> _Work required_
Tally every line of the material that includes "icon", then give the tally and nothing else.

======== Excerpted records ========

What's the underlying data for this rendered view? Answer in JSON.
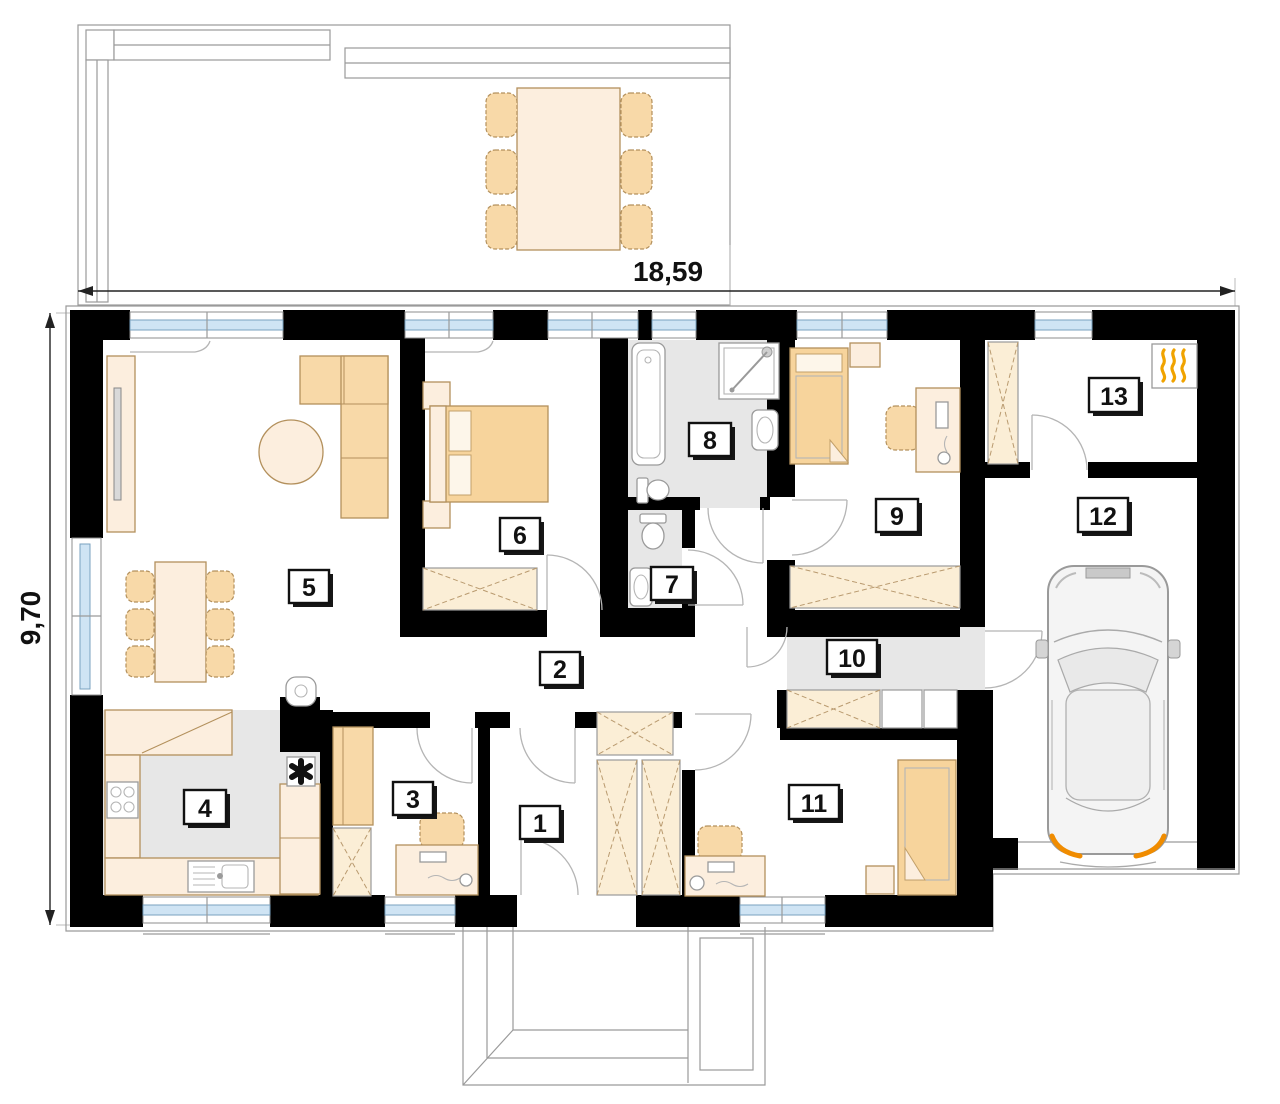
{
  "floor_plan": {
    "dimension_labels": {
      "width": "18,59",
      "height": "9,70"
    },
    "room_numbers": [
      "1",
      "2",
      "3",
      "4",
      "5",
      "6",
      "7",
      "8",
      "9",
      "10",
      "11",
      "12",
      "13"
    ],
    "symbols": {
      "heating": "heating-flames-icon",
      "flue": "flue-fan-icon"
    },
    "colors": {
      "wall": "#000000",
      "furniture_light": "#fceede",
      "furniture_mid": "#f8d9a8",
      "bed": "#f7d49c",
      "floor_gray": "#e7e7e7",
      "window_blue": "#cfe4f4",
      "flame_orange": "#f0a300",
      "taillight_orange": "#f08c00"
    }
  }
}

========

> _Output_
2